-- Records start --

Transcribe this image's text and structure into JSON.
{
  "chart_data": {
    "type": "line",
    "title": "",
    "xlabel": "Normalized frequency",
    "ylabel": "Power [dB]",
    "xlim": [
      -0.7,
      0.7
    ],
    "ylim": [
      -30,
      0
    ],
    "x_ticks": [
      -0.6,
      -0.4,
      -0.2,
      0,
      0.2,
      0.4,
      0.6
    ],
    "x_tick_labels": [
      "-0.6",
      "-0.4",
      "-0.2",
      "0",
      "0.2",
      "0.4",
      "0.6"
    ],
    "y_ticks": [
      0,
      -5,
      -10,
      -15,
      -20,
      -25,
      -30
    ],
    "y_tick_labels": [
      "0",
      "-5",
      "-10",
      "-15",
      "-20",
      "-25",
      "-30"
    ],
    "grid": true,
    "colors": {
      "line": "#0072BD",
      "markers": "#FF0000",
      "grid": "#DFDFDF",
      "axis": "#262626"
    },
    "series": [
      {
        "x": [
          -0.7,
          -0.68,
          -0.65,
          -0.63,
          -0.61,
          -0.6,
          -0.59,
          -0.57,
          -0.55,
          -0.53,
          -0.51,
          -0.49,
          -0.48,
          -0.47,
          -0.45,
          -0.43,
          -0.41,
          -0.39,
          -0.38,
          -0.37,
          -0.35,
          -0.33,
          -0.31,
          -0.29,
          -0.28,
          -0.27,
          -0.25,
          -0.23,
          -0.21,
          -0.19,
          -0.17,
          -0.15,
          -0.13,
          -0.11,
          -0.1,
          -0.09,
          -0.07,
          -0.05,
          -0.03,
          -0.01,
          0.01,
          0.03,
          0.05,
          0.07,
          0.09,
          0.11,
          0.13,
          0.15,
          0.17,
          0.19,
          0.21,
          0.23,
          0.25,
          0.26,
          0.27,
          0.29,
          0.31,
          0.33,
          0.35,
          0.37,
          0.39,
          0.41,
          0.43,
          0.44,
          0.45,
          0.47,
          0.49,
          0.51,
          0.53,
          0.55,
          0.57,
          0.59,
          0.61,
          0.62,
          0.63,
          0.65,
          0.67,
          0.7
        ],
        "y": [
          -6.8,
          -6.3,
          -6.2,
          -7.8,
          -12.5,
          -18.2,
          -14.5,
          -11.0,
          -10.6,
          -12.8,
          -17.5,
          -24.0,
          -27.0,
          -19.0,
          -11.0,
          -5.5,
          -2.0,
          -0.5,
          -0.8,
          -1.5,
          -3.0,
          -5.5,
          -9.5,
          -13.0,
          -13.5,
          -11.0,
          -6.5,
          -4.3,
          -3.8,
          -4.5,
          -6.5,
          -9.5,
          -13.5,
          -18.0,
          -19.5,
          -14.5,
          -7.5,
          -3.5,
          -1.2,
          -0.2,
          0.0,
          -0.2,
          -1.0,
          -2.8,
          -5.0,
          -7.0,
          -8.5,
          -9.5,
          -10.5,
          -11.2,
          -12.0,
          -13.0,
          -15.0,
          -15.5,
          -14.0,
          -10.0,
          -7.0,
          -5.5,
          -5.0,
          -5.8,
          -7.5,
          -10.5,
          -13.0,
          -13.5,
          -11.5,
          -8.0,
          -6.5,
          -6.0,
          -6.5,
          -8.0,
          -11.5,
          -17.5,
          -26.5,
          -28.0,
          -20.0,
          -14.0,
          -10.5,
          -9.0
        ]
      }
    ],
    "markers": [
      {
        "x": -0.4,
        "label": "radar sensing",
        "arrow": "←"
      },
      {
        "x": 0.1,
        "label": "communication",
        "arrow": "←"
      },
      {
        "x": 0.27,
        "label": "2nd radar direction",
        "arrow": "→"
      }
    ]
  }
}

-- Records end --

Print the material verbatim, all of it.

> _Task output_:
Transcribe this image's text and structure into JSON.
{
  "chart_data": {
    "type": "line",
    "title": "",
    "xlabel": "Normalized frequency",
    "ylabel": "Power [dB]",
    "xlim": [
      -0.7,
      0.7
    ],
    "ylim": [
      -30,
      0
    ],
    "x_ticks": [
      -0.6,
      -0.4,
      -0.2,
      0,
      0.2,
      0.4,
      0.6
    ],
    "x_tick_labels": [
      "-0.6",
      "-0.4",
      "-0.2",
      "0",
      "0.2",
      "0.4",
      "0.6"
    ],
    "y_ticks": [
      0,
      -5,
      -10,
      -15,
      -20,
      -25,
      -30
    ],
    "y_tick_labels": [
      "0",
      "-5",
      "-10",
      "-15",
      "-20",
      "-25",
      "-30"
    ],
    "grid": true,
    "colors": {
      "line": "#0072BD",
      "markers": "#FF0000",
      "grid": "#DFDFDF",
      "axis": "#262626"
    },
    "series": [
      {
        "x": [
          -0.7,
          -0.68,
          -0.65,
          -0.63,
          -0.61,
          -0.6,
          -0.59,
          -0.57,
          -0.55,
          -0.53,
          -0.51,
          -0.49,
          -0.48,
          -0.47,
          -0.45,
          -0.43,
          -0.41,
          -0.39,
          -0.38,
          -0.37,
          -0.35,
          -0.33,
          -0.31,
          -0.29,
          -0.28,
          -0.27,
          -0.25,
          -0.23,
          -0.21,
          -0.19,
          -0.17,
          -0.15,
          -0.13,
          -0.11,
          -0.1,
          -0.09,
          -0.07,
          -0.05,
          -0.03,
          -0.01,
          0.01,
          0.03,
          0.05,
          0.07,
          0.09,
          0.11,
          0.13,
          0.15,
          0.17,
          0.19,
          0.21,
          0.23,
          0.25,
          0.26,
          0.27,
          0.29,
          0.31,
          0.33,
          0.35,
          0.37,
          0.39,
          0.41,
          0.43,
          0.44,
          0.45,
          0.47,
          0.49,
          0.51,
          0.53,
          0.55,
          0.57,
          0.59,
          0.61,
          0.62,
          0.63,
          0.65,
          0.67,
          0.7
        ],
        "y": [
          -6.8,
          -6.3,
          -6.2,
          -7.8,
          -12.5,
          -18.2,
          -14.5,
          -11.0,
          -10.6,
          -12.8,
          -17.5,
          -24.0,
          -27.0,
          -19.0,
          -11.0,
          -5.5,
          -2.0,
          -0.5,
          -0.8,
          -1.5,
          -3.0,
          -5.5,
          -9.5,
          -13.0,
          -13.5,
          -11.0,
          -6.5,
          -4.3,
          -3.8,
          -4.5,
          -6.5,
          -9.5,
          -13.5,
          -18.0,
          -19.5,
          -14.5,
          -7.5,
          -3.5,
          -1.2,
          -0.2,
          0.0,
          -0.2,
          -1.0,
          -2.8,
          -5.0,
          -7.0,
          -8.5,
          -9.5,
          -10.5,
          -11.2,
          -12.0,
          -13.0,
          -15.0,
          -15.5,
          -14.0,
          -10.0,
          -7.0,
          -5.5,
          -5.0,
          -5.8,
          -7.5,
          -10.5,
          -13.0,
          -13.5,
          -11.5,
          -8.0,
          -6.5,
          -6.0,
          -6.5,
          -8.0,
          -11.5,
          -17.5,
          -26.5,
          -28.0,
          -20.0,
          -14.0,
          -10.5,
          -9.0
        ]
      }
    ],
    "markers": [
      {
        "x": -0.4,
        "label": "radar sensing",
        "arrow": "←"
      },
      {
        "x": 0.1,
        "label": "communication",
        "arrow": "←"
      },
      {
        "x": 0.27,
        "label": "2nd radar direction",
        "arrow": "→"
      }
    ]
  }
}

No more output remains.